Below are some records. Count the lines with "acre" in them and give nothing but the total.

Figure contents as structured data
↓

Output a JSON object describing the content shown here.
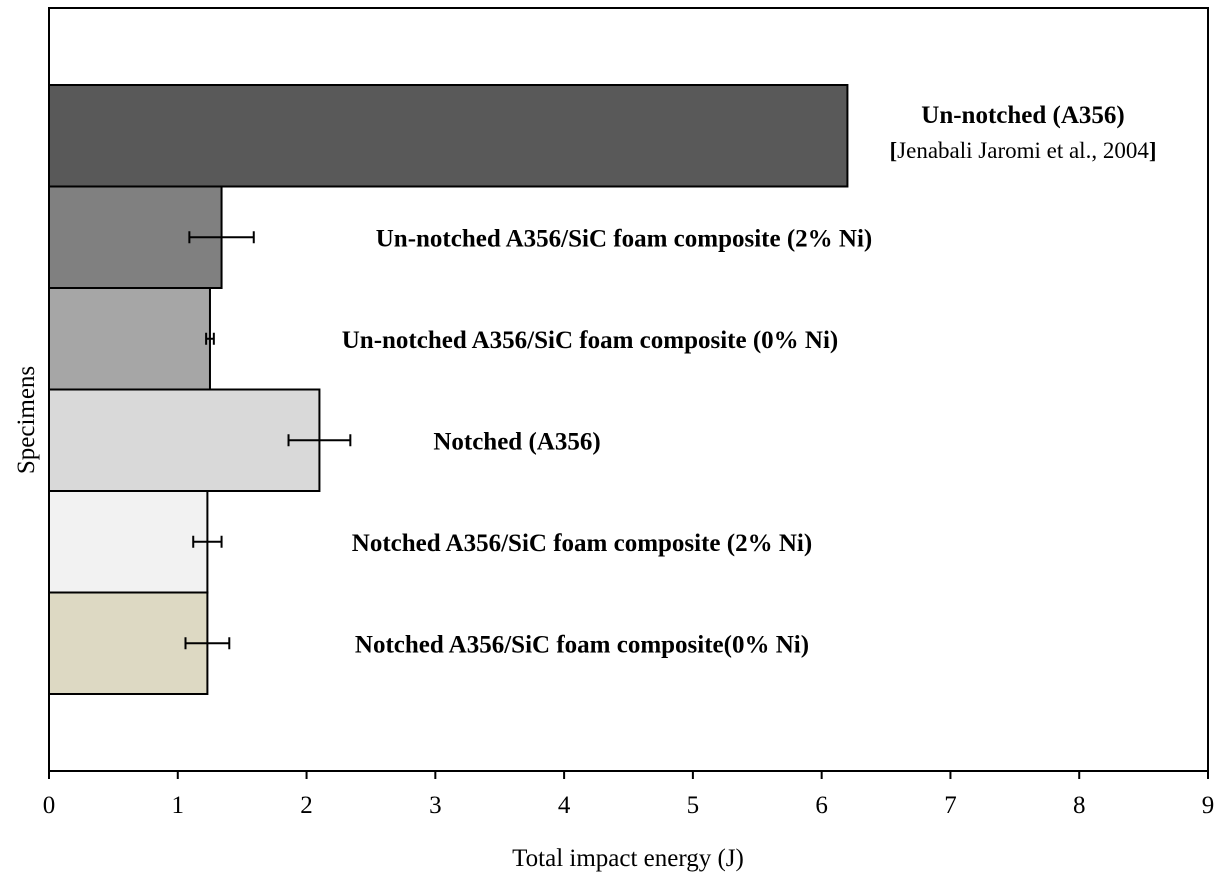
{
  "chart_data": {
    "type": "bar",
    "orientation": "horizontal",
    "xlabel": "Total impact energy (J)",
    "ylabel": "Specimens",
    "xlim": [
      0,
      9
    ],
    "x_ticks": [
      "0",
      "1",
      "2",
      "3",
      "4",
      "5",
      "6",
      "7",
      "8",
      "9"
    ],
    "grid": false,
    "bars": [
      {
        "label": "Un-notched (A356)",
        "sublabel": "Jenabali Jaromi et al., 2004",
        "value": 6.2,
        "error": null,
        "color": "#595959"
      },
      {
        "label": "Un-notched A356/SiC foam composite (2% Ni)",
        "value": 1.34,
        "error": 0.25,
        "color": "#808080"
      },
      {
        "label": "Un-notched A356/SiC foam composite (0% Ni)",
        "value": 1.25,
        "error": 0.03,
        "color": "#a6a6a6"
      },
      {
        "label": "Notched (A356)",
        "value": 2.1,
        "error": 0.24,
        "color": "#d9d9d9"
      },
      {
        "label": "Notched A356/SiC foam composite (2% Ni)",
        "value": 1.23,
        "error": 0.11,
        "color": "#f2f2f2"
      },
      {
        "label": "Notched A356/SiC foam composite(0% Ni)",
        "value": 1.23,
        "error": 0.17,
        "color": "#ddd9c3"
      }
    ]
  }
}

↑
↓

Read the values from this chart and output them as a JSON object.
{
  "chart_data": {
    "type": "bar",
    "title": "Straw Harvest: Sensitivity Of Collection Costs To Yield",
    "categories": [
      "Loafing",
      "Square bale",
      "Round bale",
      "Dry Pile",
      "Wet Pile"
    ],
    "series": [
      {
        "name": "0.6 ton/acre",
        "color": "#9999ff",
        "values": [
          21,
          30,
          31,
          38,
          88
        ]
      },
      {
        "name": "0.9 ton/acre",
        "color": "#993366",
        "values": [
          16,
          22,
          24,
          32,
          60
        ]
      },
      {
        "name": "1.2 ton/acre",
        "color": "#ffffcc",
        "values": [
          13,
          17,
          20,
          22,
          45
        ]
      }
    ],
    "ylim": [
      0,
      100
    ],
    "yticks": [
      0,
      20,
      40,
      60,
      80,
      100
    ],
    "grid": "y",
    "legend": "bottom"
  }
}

↑

**THE RESPONSE**
3